(COSA FARE) Riscrivi il brano sulla coscienza partendo da "Il magico intero" e proseguendo fino a "su quelli estetici).", con "coscienza" sostituito da "consapevolezza".

##### BRANO ESTRATTO

Il magico intero della coscienza perde la sua dimensione quando l’approccio è analitico. Se così non fosse la tecnologia l’avrebbe già riprodotta. Forse si può avvertire la presenza della coscienza nell’atto creativo. Niente ci separa da esso. In esso siamo noi. Esso è noi. Essa è uno specchio nel quale ci riconosciamo, nel quale esperiamo il nucleo di noi stessi. Aspetti, questi sì, che si presterebbero ad essere proposti dalla politica e dall’educazione. Ma al momento sono castrati da moralità, ideologie, formalismi, culto dell’apparenza, intellettualismo (prevaricazione dei saperi cognitivi su quelli estetici).

##########
##### DATI GREZZI

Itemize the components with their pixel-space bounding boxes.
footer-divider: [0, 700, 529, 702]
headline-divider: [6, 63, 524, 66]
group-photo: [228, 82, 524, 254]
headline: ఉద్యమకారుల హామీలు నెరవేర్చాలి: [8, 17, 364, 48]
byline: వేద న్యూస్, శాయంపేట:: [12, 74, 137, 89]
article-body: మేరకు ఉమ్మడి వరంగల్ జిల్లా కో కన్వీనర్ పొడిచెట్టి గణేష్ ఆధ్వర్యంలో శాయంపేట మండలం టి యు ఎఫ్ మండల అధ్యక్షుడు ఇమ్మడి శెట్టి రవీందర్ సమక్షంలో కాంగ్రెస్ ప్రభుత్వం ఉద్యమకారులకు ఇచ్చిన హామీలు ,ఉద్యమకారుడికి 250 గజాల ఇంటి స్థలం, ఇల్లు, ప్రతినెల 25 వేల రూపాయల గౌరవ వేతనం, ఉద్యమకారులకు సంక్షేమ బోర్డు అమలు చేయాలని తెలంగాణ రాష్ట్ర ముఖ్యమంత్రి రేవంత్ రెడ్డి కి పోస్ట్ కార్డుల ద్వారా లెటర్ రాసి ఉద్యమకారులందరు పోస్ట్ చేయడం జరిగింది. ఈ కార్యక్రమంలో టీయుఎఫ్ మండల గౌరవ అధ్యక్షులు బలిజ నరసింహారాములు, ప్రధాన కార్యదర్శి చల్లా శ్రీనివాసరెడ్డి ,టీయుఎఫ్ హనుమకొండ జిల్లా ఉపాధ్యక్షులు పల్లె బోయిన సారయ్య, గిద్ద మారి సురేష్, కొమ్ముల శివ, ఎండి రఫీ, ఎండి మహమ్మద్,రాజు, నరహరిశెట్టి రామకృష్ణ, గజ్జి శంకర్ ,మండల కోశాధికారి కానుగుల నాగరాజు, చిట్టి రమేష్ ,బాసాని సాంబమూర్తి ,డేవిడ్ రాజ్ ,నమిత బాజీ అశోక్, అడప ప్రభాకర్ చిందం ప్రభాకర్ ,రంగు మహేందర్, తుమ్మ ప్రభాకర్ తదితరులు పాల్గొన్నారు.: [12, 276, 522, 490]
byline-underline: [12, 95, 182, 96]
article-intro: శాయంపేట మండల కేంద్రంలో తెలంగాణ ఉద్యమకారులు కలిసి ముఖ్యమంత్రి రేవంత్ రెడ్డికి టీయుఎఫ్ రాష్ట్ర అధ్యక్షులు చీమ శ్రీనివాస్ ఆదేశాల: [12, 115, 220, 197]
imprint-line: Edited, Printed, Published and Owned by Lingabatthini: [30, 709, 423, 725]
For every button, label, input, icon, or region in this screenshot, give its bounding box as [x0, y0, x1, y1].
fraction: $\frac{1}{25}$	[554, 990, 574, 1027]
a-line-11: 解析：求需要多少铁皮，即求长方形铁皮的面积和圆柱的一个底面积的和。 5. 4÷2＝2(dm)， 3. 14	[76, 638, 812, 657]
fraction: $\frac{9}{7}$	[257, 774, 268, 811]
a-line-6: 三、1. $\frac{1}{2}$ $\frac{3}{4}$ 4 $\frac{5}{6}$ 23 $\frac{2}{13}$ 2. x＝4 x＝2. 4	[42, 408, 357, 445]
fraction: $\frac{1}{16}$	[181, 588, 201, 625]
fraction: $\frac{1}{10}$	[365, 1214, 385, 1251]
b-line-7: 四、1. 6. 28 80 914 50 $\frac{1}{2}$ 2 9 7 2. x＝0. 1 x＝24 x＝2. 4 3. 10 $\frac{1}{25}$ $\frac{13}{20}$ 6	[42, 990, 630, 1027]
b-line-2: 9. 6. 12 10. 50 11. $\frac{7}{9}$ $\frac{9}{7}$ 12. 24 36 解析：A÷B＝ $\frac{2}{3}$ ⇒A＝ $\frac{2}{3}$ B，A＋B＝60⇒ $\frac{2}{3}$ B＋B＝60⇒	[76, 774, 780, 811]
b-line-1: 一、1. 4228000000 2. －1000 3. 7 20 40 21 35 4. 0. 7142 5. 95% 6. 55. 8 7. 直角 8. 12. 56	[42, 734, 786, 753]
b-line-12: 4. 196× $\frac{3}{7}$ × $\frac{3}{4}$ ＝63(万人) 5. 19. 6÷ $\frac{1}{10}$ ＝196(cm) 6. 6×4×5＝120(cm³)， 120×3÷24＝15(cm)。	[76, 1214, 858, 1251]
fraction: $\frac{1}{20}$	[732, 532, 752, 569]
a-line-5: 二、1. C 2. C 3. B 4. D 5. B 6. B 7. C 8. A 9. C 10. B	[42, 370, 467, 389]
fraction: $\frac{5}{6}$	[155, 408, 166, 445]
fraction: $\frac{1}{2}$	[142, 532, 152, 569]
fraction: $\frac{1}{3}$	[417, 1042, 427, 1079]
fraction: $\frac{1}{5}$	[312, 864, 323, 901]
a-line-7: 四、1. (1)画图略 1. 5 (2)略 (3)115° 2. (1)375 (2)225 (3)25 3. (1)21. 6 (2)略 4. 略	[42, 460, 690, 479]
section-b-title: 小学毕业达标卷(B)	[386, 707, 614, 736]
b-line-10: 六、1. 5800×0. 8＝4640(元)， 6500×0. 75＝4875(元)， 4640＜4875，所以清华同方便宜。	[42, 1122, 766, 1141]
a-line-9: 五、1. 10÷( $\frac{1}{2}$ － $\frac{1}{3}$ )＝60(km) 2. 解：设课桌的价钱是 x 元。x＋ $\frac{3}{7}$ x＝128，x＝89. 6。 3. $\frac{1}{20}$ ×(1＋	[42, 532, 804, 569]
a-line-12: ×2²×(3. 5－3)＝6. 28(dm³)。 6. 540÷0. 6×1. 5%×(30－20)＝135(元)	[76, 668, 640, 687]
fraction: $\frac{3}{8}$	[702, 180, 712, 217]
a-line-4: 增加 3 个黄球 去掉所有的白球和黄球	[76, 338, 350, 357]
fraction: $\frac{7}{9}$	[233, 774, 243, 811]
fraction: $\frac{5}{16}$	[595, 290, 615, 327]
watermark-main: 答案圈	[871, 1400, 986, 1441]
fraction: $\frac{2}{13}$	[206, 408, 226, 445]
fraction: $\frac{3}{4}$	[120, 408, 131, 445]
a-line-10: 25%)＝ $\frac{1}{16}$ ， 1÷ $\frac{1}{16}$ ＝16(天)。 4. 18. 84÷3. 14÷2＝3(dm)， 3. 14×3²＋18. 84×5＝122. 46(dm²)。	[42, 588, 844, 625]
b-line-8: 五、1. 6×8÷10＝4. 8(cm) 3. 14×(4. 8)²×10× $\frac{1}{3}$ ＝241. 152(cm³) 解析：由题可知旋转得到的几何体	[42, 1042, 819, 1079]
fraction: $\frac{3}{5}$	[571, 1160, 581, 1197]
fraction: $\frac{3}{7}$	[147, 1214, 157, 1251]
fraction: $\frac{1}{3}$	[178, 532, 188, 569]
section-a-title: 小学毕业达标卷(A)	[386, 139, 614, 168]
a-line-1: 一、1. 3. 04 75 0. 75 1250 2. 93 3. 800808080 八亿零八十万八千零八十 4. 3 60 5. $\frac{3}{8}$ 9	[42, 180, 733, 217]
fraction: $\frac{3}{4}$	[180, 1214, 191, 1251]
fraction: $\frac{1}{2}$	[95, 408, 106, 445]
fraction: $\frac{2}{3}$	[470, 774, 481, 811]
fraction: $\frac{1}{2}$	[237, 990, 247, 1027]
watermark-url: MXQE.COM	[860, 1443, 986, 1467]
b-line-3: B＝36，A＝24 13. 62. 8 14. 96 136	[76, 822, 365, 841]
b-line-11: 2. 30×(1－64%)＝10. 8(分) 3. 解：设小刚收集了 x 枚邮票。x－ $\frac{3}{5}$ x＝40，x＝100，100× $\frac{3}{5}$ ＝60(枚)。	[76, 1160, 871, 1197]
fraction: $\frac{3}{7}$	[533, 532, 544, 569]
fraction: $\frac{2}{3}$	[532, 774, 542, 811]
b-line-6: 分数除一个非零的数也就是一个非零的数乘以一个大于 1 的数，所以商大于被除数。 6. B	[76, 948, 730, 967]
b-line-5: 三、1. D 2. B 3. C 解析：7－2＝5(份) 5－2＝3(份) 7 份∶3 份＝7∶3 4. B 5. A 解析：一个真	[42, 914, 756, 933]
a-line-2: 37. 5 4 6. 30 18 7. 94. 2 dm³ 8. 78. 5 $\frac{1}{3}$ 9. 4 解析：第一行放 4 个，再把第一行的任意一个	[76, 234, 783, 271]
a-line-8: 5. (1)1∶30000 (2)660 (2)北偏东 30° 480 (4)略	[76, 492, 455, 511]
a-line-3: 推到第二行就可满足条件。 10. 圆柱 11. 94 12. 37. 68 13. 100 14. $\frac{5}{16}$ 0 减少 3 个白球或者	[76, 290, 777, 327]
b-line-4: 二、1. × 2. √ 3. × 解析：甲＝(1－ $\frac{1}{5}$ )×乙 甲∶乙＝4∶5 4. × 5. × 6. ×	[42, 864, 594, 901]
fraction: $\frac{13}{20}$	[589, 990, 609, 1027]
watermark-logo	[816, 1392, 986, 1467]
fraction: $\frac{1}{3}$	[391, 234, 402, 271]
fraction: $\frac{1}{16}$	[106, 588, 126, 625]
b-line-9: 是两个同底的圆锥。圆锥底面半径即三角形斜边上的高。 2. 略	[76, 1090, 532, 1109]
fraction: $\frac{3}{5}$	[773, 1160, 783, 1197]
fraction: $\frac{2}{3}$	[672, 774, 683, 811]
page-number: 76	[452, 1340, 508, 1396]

##########

(RISULTATO)
Il magico intero della consapevolezza perde la sua dimensione quando l’approccio è analitico. Se così non fosse la tecnologia l’avrebbe già riprodotta. Forse si può avvertire la presenza della consapevolezza nell’atto creativo. Niente ci separa da esso. In esso siamo noi. Esso è noi. Essa è uno specchio nel quale ci riconosciamo, nel quale esperiamo il nucleo di noi stessi. Aspetti, questi sì, che si presterebbero ad essere proposti dalla politica e dall’educazione. Ma al momento sono castrati da moralità, ideologie, formalismi, culto dell’apparenza, intellettualismo (prevaricazione dei saperi cognitivi su quelli estetici).